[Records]
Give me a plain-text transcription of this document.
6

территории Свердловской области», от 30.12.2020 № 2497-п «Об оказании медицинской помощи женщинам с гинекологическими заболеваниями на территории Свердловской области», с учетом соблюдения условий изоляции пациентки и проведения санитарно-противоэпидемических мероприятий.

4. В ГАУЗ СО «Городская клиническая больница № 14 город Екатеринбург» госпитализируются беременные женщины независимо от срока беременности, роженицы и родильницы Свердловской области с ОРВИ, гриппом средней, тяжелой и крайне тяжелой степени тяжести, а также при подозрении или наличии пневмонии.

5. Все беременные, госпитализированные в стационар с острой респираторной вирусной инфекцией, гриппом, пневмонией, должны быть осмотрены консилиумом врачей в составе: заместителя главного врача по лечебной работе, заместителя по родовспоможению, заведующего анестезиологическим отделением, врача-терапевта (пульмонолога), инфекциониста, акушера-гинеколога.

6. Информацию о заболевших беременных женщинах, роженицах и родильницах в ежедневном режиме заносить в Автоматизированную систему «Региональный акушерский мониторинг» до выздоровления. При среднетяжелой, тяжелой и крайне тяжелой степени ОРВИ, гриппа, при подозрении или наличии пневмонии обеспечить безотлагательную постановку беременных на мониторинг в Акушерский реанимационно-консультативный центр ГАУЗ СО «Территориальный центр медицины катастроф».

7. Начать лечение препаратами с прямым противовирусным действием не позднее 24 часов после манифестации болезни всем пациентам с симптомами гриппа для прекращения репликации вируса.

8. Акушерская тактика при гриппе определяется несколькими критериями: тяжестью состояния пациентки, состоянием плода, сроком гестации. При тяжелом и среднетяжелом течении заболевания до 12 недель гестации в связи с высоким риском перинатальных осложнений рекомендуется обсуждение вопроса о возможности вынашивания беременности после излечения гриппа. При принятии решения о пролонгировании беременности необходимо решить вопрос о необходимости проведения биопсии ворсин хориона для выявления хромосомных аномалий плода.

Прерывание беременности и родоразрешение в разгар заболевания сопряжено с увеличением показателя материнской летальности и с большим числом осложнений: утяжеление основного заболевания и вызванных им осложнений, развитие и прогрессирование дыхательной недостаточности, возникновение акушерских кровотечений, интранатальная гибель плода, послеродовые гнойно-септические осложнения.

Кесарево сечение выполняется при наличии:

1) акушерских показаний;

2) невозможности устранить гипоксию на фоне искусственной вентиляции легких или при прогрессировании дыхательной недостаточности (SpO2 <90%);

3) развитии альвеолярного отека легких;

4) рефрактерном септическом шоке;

DESCRIPTION OF THE TASK |
Using the material above, print every entry exactly as written.

TASK SOLUTION |
Give me a plain-text transcription of this document.
6

территории Свердловской области», от 30.12.2020 № 2497-п «Об оказании медицинской помощи женщинам с гинекологическими заболеваниями на территории Свердловской области», с учетом соблюдения условий изоляции пациентки и проведения санитарно-противоэпидемических мероприятий.

4. В ГАУЗ СО «Городская клиническая больница № 14 город Екатеринбург» госпитализируются беременные женщины независимо от срока беременности, роженицы и родильницы Свердловской области с ОРВИ, гриппом средней, тяжелой и крайне тяжелой степени тяжести, а также при подозрении или наличии пневмонии.

5. Все беременные, госпитализированные в стационар с острой респираторной вирусной инфекцией, гриппом, пневмонией, должны быть осмотрены консилиумом врачей в составе: заместителя главного врача по лечебной работе, заместителя по родовспоможению, заведующего анестезиологическим отделением, врача-терапевта (пульмонолога), инфекциониста, акушера-гинеколога.

6. Информацию о заболевших беременных женщинах, роженицах и родильницах в ежедневном режиме заносить в Автоматизированную систему «Региональный акушерский мониторинг» до выздоровления. При среднетяжелой, тяжелой и крайне тяжелой степени ОРВИ, гриппа, при подозрении или наличии пневмонии обеспечить безотлагательную постановку беременных на мониторинг в Акушерский реанимационно-консультативный центр ГАУЗ СО «Территориальный центр медицины катастроф».

7. Начать лечение препаратами с прямым противовирусным действием не позднее 24 часов после манифестации болезни всем пациентам с симптомами гриппа для прекращения репликации вируса.

8. Акушерская тактика при гриппе определяется несколькими критериями: тяжестью состояния пациентки, состоянием плода, сроком гестации. При тяжелом и среднетяжелом течении заболевания до 12 недель гестации в связи с высоким риском перинатальных осложнений рекомендуется обсуждение вопроса о возможности вынашивания беременности после излечения гриппа. При принятии решения о пролонгировании беременности необходимо решить вопрос о необходимости проведения биопсии ворсин хориона для выявления хромосомных аномалий плода.

Прерывание беременности и родоразрешение в разгар заболевания сопряжено с увеличением показателя материнской летальности и с большим числом осложнений: утяжеление основного заболевания и вызванных им осложнений, развитие и прогрессирование дыхательной недостаточности, возникновение акушерских кровотечений, интранатальная гибель плода, послеродовые гнойно-септические осложнения.

Кесарево сечение выполняется при наличии:

1) акушерских показаний;

2) невозможности устранить гипоксию на фоне искусственной вентиляции легких или при прогрессировании дыхательной недостаточности (SpO2 <90%);

3) развитии альвеолярного отека легких;

4) рефрактерном септическом шоке;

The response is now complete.